(Items listed in a dataset)
============

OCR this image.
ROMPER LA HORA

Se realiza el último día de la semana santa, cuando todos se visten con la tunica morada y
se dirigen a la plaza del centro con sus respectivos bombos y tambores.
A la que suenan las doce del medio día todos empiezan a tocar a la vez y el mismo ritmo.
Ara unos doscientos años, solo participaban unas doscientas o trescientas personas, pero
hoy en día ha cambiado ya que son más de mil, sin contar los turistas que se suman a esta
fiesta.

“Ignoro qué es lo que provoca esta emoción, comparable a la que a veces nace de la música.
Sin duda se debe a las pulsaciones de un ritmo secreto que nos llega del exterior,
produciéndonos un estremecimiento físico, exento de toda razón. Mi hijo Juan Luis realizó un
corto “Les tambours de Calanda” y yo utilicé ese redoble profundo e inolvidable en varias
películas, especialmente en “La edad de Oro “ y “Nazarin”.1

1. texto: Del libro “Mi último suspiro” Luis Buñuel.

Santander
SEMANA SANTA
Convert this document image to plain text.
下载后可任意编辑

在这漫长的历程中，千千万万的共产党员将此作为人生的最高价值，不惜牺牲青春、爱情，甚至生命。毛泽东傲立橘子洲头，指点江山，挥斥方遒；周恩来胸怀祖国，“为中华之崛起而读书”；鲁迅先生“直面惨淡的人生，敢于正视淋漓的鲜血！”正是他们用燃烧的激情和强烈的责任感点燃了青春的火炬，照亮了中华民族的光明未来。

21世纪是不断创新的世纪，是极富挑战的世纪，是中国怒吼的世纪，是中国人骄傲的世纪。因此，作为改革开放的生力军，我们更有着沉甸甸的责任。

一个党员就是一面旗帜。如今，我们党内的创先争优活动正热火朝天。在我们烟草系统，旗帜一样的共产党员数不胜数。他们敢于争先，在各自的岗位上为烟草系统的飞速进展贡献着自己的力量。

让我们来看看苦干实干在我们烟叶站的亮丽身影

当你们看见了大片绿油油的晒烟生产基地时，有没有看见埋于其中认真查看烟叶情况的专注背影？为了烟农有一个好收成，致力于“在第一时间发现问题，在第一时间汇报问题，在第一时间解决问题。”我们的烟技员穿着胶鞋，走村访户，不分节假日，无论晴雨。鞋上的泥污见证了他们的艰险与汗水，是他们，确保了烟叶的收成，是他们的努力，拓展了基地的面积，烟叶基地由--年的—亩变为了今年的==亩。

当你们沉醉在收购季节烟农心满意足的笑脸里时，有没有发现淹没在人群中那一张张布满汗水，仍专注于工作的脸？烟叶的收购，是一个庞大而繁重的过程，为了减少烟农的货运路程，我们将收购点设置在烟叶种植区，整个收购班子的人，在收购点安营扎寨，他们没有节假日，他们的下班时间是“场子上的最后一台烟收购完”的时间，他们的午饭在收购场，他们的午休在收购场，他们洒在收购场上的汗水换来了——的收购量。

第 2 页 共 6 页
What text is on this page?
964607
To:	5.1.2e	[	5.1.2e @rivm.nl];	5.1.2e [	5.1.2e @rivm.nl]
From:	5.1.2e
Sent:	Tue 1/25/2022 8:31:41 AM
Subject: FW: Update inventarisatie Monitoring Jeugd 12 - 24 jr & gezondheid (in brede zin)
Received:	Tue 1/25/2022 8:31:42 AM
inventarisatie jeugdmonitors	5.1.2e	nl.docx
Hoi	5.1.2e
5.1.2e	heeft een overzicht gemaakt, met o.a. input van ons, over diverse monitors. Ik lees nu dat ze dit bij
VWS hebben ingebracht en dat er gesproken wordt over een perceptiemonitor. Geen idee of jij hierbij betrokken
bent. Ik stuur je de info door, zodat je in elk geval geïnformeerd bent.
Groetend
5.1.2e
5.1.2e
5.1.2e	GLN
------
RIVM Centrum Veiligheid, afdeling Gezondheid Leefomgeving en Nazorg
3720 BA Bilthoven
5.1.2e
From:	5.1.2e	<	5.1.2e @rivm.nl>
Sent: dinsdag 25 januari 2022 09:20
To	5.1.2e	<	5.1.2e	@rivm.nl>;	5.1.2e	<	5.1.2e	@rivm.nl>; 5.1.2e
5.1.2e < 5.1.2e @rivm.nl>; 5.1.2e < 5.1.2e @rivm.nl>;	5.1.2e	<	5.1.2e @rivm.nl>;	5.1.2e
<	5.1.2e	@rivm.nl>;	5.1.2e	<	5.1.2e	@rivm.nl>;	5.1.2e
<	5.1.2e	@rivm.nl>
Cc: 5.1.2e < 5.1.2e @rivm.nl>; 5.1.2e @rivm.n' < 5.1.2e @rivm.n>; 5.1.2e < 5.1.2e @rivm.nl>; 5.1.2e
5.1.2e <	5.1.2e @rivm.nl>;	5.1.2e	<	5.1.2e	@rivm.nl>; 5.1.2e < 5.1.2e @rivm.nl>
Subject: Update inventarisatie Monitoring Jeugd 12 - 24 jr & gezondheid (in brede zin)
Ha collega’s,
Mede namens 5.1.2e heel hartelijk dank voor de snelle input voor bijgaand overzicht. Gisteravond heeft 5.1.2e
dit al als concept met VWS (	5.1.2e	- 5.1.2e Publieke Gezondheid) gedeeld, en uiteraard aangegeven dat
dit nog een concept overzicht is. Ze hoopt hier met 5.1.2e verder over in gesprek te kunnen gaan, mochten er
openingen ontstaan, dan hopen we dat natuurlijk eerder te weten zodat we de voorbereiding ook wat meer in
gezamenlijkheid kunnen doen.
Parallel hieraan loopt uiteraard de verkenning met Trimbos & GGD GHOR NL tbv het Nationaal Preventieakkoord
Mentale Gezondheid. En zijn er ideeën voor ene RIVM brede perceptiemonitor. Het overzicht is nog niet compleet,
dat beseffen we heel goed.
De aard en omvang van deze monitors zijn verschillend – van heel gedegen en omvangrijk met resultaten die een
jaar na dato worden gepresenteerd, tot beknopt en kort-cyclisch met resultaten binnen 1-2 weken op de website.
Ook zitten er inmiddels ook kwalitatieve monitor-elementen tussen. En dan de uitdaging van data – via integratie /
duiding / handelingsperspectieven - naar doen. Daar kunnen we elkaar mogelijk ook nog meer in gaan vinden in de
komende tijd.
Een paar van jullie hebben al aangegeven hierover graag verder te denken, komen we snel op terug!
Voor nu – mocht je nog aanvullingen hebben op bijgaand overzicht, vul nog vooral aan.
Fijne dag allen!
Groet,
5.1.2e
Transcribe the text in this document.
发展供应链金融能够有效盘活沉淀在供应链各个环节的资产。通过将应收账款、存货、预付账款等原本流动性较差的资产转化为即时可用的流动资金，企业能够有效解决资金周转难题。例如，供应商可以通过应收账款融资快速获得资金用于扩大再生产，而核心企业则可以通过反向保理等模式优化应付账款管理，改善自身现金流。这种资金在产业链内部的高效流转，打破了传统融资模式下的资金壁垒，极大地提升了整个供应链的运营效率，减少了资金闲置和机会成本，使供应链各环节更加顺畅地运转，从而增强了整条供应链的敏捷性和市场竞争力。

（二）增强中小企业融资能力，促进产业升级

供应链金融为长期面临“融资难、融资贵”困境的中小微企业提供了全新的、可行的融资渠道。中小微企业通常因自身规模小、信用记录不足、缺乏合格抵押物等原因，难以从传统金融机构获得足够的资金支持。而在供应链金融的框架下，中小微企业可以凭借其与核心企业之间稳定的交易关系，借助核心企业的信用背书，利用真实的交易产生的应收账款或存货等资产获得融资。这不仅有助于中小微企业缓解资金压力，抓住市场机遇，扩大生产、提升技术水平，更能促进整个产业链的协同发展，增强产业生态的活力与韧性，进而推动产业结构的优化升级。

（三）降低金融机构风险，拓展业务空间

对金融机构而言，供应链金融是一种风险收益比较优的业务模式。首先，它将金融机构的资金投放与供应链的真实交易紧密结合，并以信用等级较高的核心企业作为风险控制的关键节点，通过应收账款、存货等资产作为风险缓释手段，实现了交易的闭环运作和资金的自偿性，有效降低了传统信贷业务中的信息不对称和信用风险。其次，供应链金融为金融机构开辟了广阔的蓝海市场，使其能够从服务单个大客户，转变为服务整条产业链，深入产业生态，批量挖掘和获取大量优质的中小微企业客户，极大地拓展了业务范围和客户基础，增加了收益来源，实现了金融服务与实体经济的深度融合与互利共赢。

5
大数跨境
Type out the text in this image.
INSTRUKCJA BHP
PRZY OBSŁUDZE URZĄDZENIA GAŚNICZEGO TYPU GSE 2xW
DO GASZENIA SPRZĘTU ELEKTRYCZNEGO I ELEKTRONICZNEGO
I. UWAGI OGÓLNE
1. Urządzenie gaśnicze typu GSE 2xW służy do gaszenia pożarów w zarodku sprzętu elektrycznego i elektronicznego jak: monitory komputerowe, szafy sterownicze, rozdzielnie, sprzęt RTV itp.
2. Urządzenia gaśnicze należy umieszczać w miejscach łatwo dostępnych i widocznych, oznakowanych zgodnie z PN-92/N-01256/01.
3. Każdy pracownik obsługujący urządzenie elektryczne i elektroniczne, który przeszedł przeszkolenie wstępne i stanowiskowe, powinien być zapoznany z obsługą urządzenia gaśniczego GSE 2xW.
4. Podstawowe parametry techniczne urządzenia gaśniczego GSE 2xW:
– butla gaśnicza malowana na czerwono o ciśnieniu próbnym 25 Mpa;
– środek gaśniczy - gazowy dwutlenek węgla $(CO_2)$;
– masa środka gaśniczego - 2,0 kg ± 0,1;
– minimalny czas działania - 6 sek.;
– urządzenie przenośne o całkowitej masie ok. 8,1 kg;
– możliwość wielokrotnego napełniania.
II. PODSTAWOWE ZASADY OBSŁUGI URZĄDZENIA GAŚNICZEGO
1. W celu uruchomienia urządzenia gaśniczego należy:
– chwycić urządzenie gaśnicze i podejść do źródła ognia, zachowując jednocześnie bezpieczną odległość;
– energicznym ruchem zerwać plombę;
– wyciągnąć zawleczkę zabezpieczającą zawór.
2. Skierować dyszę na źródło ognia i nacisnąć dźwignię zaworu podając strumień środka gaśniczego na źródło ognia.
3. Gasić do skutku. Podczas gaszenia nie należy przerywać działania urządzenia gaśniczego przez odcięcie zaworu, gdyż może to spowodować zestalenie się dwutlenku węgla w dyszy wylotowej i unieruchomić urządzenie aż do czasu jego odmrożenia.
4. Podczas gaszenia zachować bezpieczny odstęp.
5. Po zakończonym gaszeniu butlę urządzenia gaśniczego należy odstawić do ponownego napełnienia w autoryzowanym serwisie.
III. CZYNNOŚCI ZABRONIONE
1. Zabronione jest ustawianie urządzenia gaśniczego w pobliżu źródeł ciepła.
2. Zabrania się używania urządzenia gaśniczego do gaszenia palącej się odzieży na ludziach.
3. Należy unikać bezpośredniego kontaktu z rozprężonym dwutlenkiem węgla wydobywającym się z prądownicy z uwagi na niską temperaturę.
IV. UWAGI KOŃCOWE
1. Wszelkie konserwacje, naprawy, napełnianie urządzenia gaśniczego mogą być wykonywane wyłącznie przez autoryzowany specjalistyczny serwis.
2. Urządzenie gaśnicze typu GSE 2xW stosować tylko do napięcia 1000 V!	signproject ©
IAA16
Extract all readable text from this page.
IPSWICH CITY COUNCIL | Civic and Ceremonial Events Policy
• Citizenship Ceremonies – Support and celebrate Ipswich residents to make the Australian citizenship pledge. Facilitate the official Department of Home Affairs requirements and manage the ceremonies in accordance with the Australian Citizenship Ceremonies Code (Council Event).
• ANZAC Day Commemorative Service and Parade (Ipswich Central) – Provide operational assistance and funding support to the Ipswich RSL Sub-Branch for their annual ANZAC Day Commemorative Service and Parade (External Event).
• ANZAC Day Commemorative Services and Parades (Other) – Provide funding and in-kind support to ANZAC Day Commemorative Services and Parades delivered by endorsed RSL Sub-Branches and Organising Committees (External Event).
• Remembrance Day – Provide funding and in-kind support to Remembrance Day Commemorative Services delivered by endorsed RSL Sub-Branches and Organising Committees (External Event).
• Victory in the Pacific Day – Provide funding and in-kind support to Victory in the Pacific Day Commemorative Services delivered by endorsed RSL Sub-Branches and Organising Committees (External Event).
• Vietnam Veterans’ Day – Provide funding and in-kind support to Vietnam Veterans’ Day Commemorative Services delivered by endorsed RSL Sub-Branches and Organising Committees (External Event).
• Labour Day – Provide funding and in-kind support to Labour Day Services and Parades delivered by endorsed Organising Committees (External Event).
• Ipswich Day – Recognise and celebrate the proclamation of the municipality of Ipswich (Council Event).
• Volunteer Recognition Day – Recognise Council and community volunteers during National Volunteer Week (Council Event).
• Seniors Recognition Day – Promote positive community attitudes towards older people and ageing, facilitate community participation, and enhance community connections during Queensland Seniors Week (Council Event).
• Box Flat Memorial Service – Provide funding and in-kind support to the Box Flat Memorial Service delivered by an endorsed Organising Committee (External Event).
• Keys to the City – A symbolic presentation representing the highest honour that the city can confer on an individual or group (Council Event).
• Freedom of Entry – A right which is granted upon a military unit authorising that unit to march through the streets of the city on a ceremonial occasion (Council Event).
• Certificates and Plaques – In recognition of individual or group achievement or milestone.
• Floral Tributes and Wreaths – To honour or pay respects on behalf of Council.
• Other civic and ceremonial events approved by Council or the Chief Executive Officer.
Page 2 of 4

============

__WHAT YOU NEED TO DO__
Review the material and copy each line in which the word "Recognise" appears.

__CORRECT RESPONSE__
• Ipswich Day – Recognise and celebrate the proclamation of the municipality of Ipswich (Council Event).
• Volunteer Recognition Day – Recognise Council and community volunteers during National Volunteer Week (Council Event).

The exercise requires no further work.